What this task involves – Pictures do not belong in the copy; transcribe everything else in the records exactly.

Data for the task –
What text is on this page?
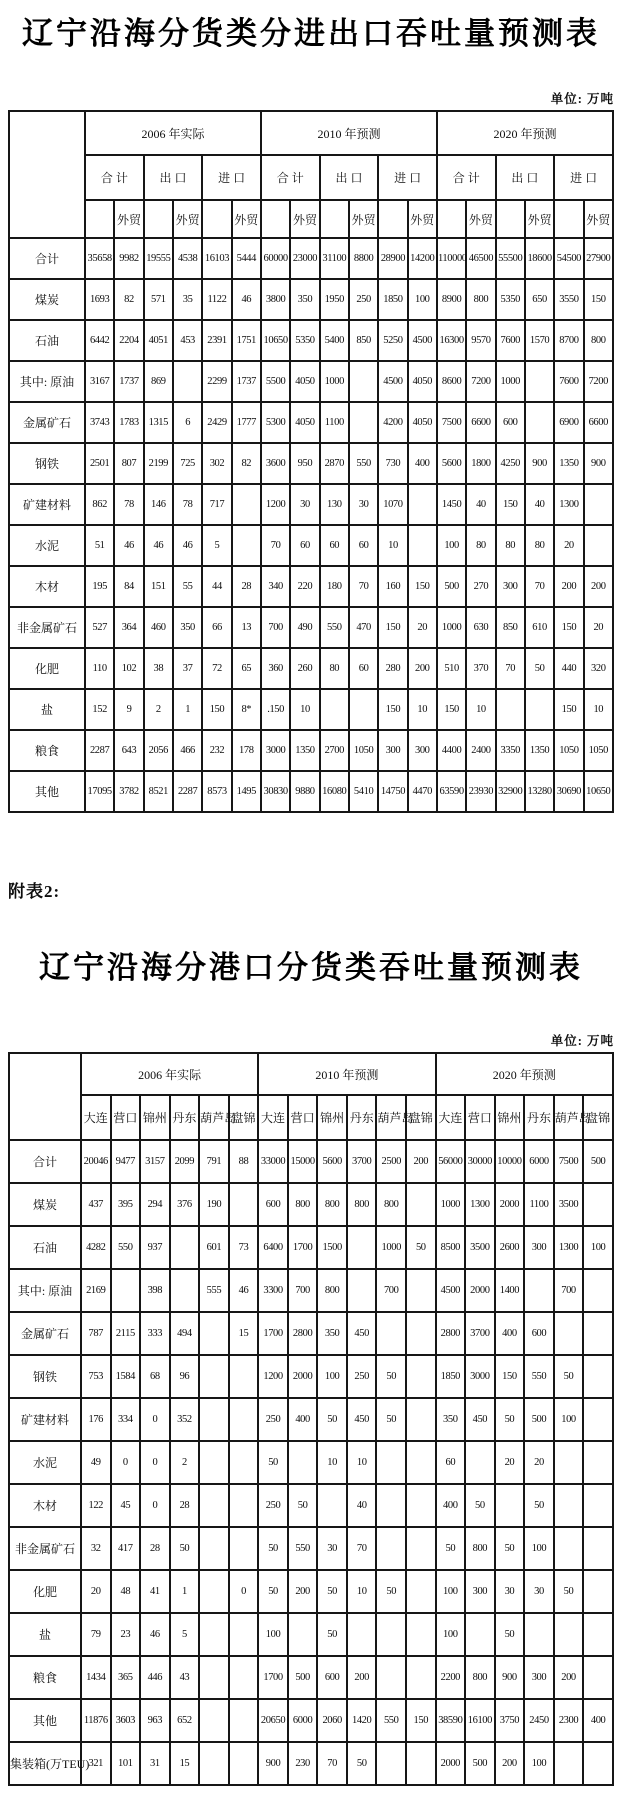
辽宁沿海分货类分进出口吞吐量预测表
单位: 万吨
	2006 年实际						2010 年预测						2020 年预测					
	合 计		出 口		进 口		合 计		出 口		进 口		合 计		出 口		进 口	
		外贸		外贸		外贸		外贸		外贸		外贸		外贸		外贸		外贸
合计	35658	9982	19555	4538	16103	5444	60000	23000	31100	8800	28900	14200	110000	46500	55500	18600	54500	27900
煤炭	1693	82	571	35	1122	46	3800	350	1950	250	1850	100	8900	800	5350	650	3550	150
石油	6442	2204	4051	453	2391	1751	10650	5350	5400	850	5250	4500	16300	9570	7600	1570	8700	800
其中: 原油	3167	1737	869		2299	1737	5500	4050	1000		4500	4050	8600	7200	1000		7600	7200
金属矿石	3743	1783	1315	6	2429	1777	5300	4050	1100		4200	4050	7500	6600	600		6900	6600
钢铁	2501	807	2199	725	302	82	3600	950	2870	550	730	400	5600	1800	4250	900	1350	900
矿建材料	862	78	146	78	717		1200	30	130	30	1070		1450	40	150	40	1300	
水泥	51	46	46	46	5		70	60	60	60	10		100	80	80	80	20	
木材	195	84	151	55	44	28	340	220	180	70	160	150	500	270	300	70	200	200
非金属矿石	527	364	460	350	66	13	700	490	550	470	150	20	1000	630	850	610	150	20
化肥	110	102	38	37	72	65	360	260	80	60	280	200	510	370	70	50	440	320
盐	152	9	2	1	150	8*	.150	10			150	10	150	10			150	10
粮食	2287	643	2056	466	232	178	3000	1350	2700	1050	300	300	4400	2400	3350	1350	1050	1050
其他	17095	3782	8521	2287	8573	1495	30830	9880	16080	5410	14750	4470	63590	23930	32900	13280	30690	10650
附表2:
辽宁沿海分港口分货类吞吐量预测表
单位: 万吨
	2006 年实际						2010 年预测						2020 年预测					
	大连	营口	锦州	丹东	葫芦岛	盘锦	大连	营口	锦州	丹东	葫芦岛	盘锦	大连	营口	锦州	丹东	葫芦岛	盘锦
合计	20046	9477	3157	2099	791	88	33000	15000	5600	3700	2500	200	56000	30000	10000	6000	7500	500
煤炭	437	395	294	376	190		600	800	800	800	800		1000	1300	2000	1100	3500	
石油	4282	550	937		601	73	6400	1700	1500		1000	50	8500	3500	2600	300	1300	100
其中: 原油	2169		398		555	46	3300	700	800		700		4500	2000	1400		700	
金属矿石	787	2115	333	494		15	1700	2800	350	450			2800	3700	400	600		
钢铁	753	1584	68	96			1200	2000	100	250	50		1850	3000	150	550	50	
矿建材料	176	334	0	352			250	400	50	450	50		350	450	50	500	100	
水泥	49	0	0	2			50		10	10			60		20	20		
木材	122	45	0	28			250	50		40			400	50		50		
非金属矿石	32	417	28	50			50	550	30	70			50	800	50	100		
化肥	20	48	41	1		0	50	200	50	10	50		100	300	30	30	50	
盐	79	23	46	5			100		50				100		50			
粮食	1434	365	446	43			1700	500	600	200			2200	800	900	300	200	
其他	11876	3603	963	652			20650	6000	2060	1420	550	150	38590	16100	3750	2450	2300	400
集装箱(万TEU)	321	101	31	15			900	230	70	50			2000	500	200	100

Task response –
What text is on this page?
辽宁沿海分货类分进出口吞吐量预测表
单位: 万吨
	2006 年实际						2010 年预测						2020 年预测					
	合 计		出 口		进 口		合 计		出 口		进 口		合 计		出 口		进 口	
		外贸		外贸		外贸		外贸		外贸		外贸		外贸		外贸		外贸
合计	35658	9982	19555	4538	16103	5444	60000	23000	31100	8800	28900	14200	110000	46500	55500	18600	54500	27900
煤炭	1693	82	571	35	1122	46	3800	350	1950	250	1850	100	8900	800	5350	650	3550	150
石油	6442	2204	4051	453	2391	1751	10650	5350	5400	850	5250	4500	16300	9570	7600	1570	8700	800
其中: 原油	3167	1737	869		2299	1737	5500	4050	1000		4500	4050	8600	7200	1000		7600	7200
金属矿石	3743	1783	1315	6	2429	1777	5300	4050	1100		4200	4050	7500	6600	600		6900	6600
钢铁	2501	807	2199	725	302	82	3600	950	2870	550	730	400	5600	1800	4250	900	1350	900
矿建材料	862	78	146	78	717		1200	30	130	30	1070		1450	40	150	40	1300	
水泥	51	46	46	46	5		70	60	60	60	10		100	80	80	80	20	
木材	195	84	151	55	44	28	340	220	180	70	160	150	500	270	300	70	200	200
非金属矿石	527	364	460	350	66	13	700	490	550	470	150	20	1000	630	850	610	150	20
化肥	110	102	38	37	72	65	360	260	80	60	280	200	510	370	70	50	440	320
盐	152	9	2	1	150	8*	.150	10			150	10	150	10			150	10
粮食	2287	643	2056	466	232	178	3000	1350	2700	1050	300	300	4400	2400	3350	1350	1050	1050
其他	17095	3782	8521	2287	8573	1495	30830	9880	16080	5410	14750	4470	63590	23930	32900	13280	30690	10650
附表2:
辽宁沿海分港口分货类吞吐量预测表
单位: 万吨
	2006 年实际						2010 年预测						2020 年预测					
	大连	营口	锦州	丹东	葫芦岛	盘锦	大连	营口	锦州	丹东	葫芦岛	盘锦	大连	营口	锦州	丹东	葫芦岛	盘锦
合计	20046	9477	3157	2099	791	88	33000	15000	5600	3700	2500	200	56000	30000	10000	6000	7500	500
煤炭	437	395	294	376	190		600	800	800	800	800		1000	1300	2000	1100	3500	
石油	4282	550	937		601	73	6400	1700	1500		1000	50	8500	3500	2600	300	1300	100
其中: 原油	2169		398		555	46	3300	700	800		700		4500	2000	1400		700	
金属矿石	787	2115	333	494		15	1700	2800	350	450			2800	3700	400	600		
钢铁	753	1584	68	96			1200	2000	100	250	50		1850	3000	150	550	50	
矿建材料	176	334	0	352			250	400	50	450	50		350	450	50	500	100	
水泥	49	0	0	2			50		10	10			60		20	20		
木材	122	45	0	28			250	50		40			400	50		50		
非金属矿石	32	417	28	50			50	550	30	70			50	800	50	100		
化肥	20	48	41	1		0	50	200	50	10	50		100	300	30	30	50	
盐	79	23	46	5			100		50				100		50			
粮食	1434	365	446	43			1700	500	600	200			2200	800	900	300	200	
其他	11876	3603	963	652			20650	6000	2060	1420	550	150	38590	16100	3750	2450	2300	400
集装箱(万TEU)	321	101	31	15			900	230	70	50			2000	500	200	100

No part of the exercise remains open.